_EXERCISE REQUIREMENTS_:
State how many lines of the entries below hold the word "Панфиловцев"; reply with nothing but the number.

_RECORD LIST_:
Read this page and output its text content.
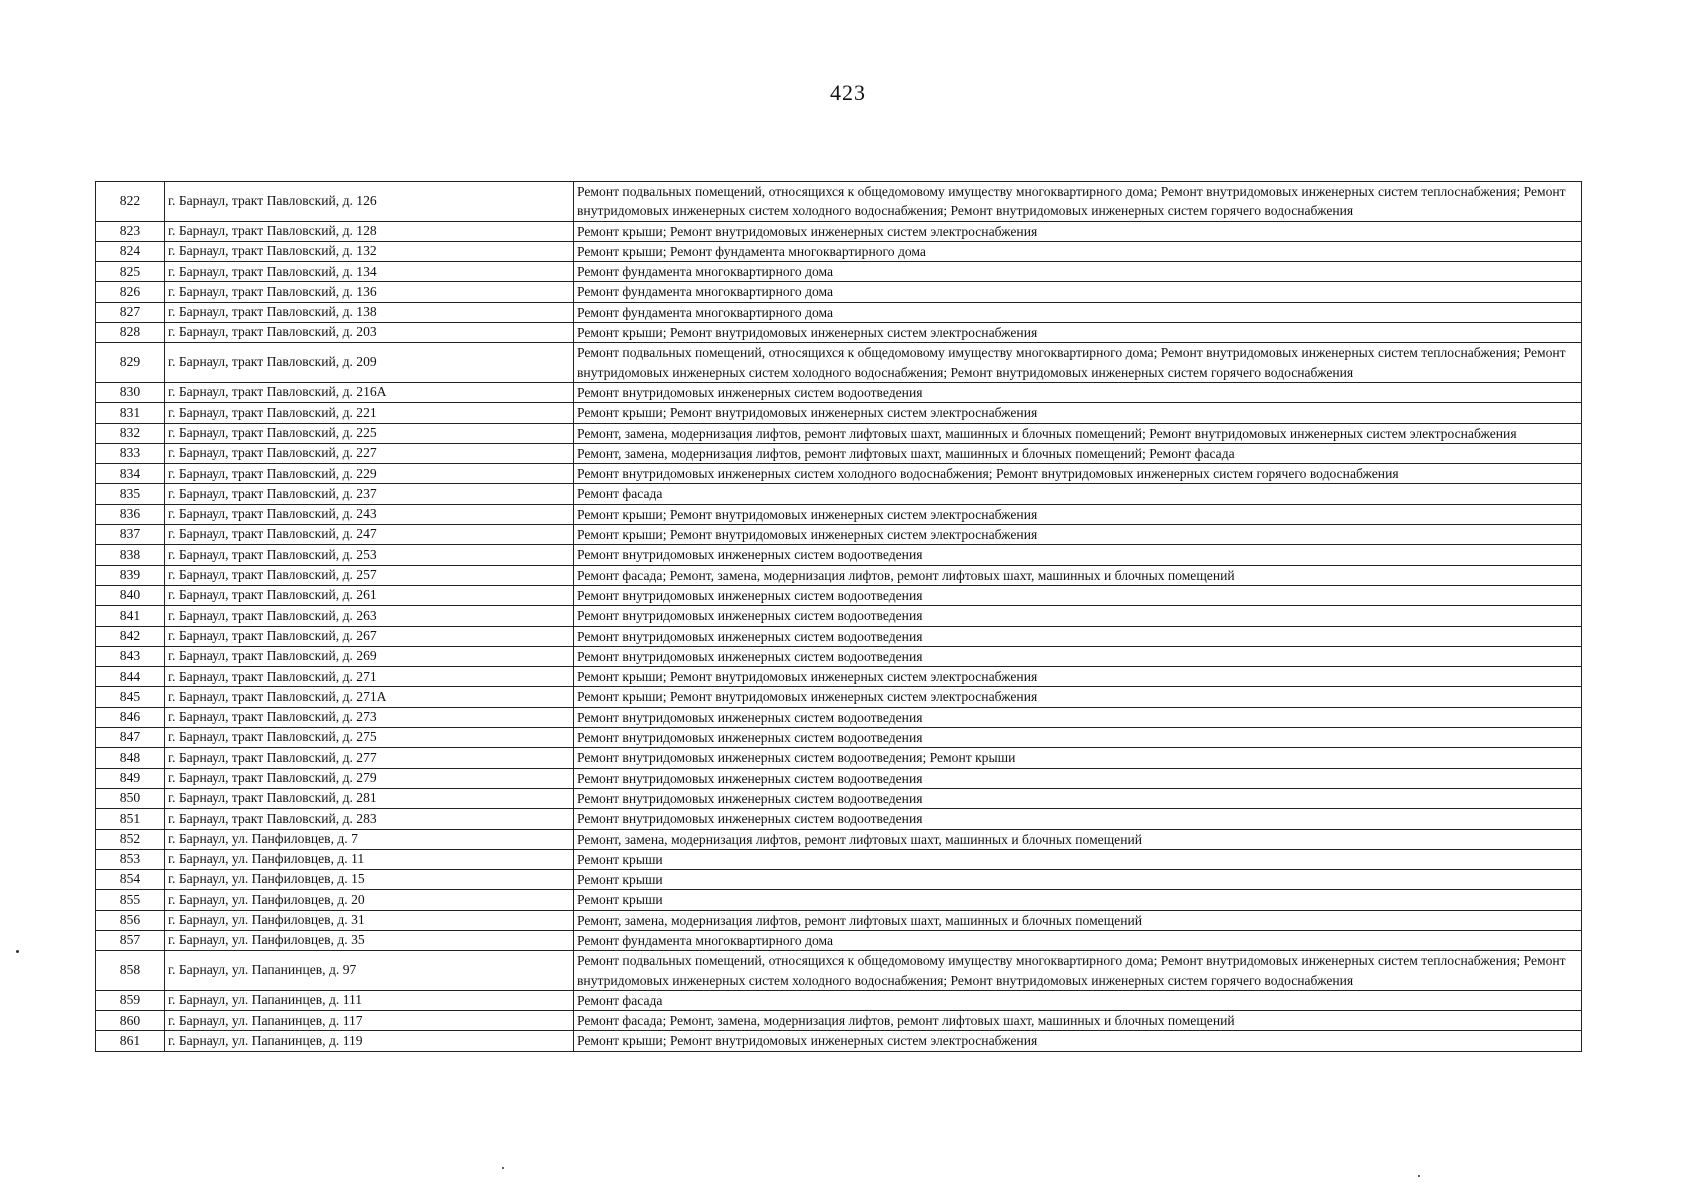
423
822	г. Барнаул, тракт Павловский, д. 126	Ремонт подвальных помещений, относящихся к общедомовому имуществу многоквартирного дома; Ремонт внутридомовых инженерных систем теплоснабжения; Ремонт внутридомовых инженерных систем холодного водоснабжения; Ремонт внутридомовых инженерных систем горячего водоснабжения
823	г. Барнаул, тракт Павловский, д. 128	Ремонт крыши; Ремонт внутридомовых инженерных систем электроснабжения
824	г. Барнаул, тракт Павловский, д. 132	Ремонт крыши; Ремонт фундамента многоквартирного дома
825	г. Барнаул, тракт Павловский, д. 134	Ремонт фундамента многоквартирного дома
826	г. Барнаул, тракт Павловский, д. 136	Ремонт фундамента многоквартирного дома
827	г. Барнаул, тракт Павловский, д. 138	Ремонт фундамента многоквартирного дома
828	г. Барнаул, тракт Павловский, д. 203	Ремонт крыши; Ремонт внутридомовых инженерных систем электроснабжения
829	г. Барнаул, тракт Павловский, д. 209	Ремонт подвальных помещений, относящихся к общедомовому имуществу многоквартирного дома; Ремонт внутридомовых инженерных систем теплоснабжения; Ремонт внутридомовых инженерных систем холодного водоснабжения; Ремонт внутридомовых инженерных систем горячего водоснабжения
830	г. Барнаул, тракт Павловский, д. 216А	Ремонт внутридомовых инженерных систем водоотведения
831	г. Барнаул, тракт Павловский, д. 221	Ремонт крыши; Ремонт внутридомовых инженерных систем электроснабжения
832	г. Барнаул, тракт Павловский, д. 225	Ремонт, замена, модернизация лифтов, ремонт лифтовых шахт, машинных и блочных помещений; Ремонт внутридомовых инженерных систем электроснабжения
833	г. Барнаул, тракт Павловский, д. 227	Ремонт, замена, модернизация лифтов, ремонт лифтовых шахт, машинных и блочных помещений; Ремонт фасада
834	г. Барнаул, тракт Павловский, д. 229	Ремонт внутридомовых инженерных систем холодного водоснабжения; Ремонт внутридомовых инженерных систем горячего водоснабжения
835	г. Барнаул, тракт Павловский, д. 237	Ремонт фасада
836	г. Барнаул, тракт Павловский, д. 243	Ремонт крыши; Ремонт внутридомовых инженерных систем электроснабжения
837	г. Барнаул, тракт Павловский, д. 247	Ремонт крыши; Ремонт внутридомовых инженерных систем электроснабжения
838	г. Барнаул, тракт Павловский, д. 253	Ремонт внутридомовых инженерных систем водоотведения
839	г. Барнаул, тракт Павловский, д. 257	Ремонт фасада; Ремонт, замена, модернизация лифтов, ремонт лифтовых шахт, машинных и блочных помещений
840	г. Барнаул, тракт Павловский, д. 261	Ремонт внутридомовых инженерных систем водоотведения
841	г. Барнаул, тракт Павловский, д. 263	Ремонт внутридомовых инженерных систем водоотведения
842	г. Барнаул, тракт Павловский, д. 267	Ремонт внутридомовых инженерных систем водоотведения
843	г. Барнаул, тракт Павловский, д. 269	Ремонт внутридомовых инженерных систем водоотведения
844	г. Барнаул, тракт Павловский, д. 271	Ремонт крыши; Ремонт внутридомовых инженерных систем электроснабжения
845	г. Барнаул, тракт Павловский, д. 271А	Ремонт крыши; Ремонт внутридомовых инженерных систем электроснабжения
846	г. Барнаул, тракт Павловский, д. 273	Ремонт внутридомовых инженерных систем водоотведения
847	г. Барнаул, тракт Павловский, д. 275	Ремонт внутридомовых инженерных систем водоотведения
848	г. Барнаул, тракт Павловский, д. 277	Ремонт внутридомовых инженерных систем водоотведения; Ремонт крыши
849	г. Барнаул, тракт Павловский, д. 279	Ремонт внутридомовых инженерных систем водоотведения
850	г. Барнаул, тракт Павловский, д. 281	Ремонт внутридомовых инженерных систем водоотведения
851	г. Барнаул, тракт Павловский, д. 283	Ремонт внутридомовых инженерных систем водоотведения
852	г. Барнаул, ул. Панфиловцев, д. 7	Ремонт, замена, модернизация лифтов, ремонт лифтовых шахт, машинных и блочных помещений
853	г. Барнаул, ул. Панфиловцев, д. 11	Ремонт крыши
854	г. Барнаул, ул. Панфиловцев, д. 15	Ремонт крыши
855	г. Барнаул, ул. Панфиловцев, д. 20	Ремонт крыши
856	г. Барнаул, ул. Панфиловцев, д. 31	Ремонт, замена, модернизация лифтов, ремонт лифтовых шахт, машинных и блочных помещений
857	г. Барнаул, ул. Панфиловцев, д. 35	Ремонт фундамента многоквартирного дома
858	г. Барнаул, ул. Папанинцев, д. 97	Ремонт подвальных помещений, относящихся к общедомовому имуществу многоквартирного дома; Ремонт внутридомовых инженерных систем теплоснабжения; Ремонт внутридомовых инженерных систем холодного водоснабжения; Ремонт внутридомовых инженерных систем горячего водоснабжения
859	г. Барнаул, ул. Папанинцев, д. 111	Ремонт фасада
860	г. Барнаул, ул. Папанинцев, д. 117	Ремонт фасада; Ремонт, замена, модернизация лифтов, ремонт лифтовых шахт, машинных и блочных помещений
861	г. Барнаул, ул. Папанинцев, д. 119	Ремонт крыши; Ремонт внутридомовых инженерных систем электроснабжения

_TASK SOLUTION_:
6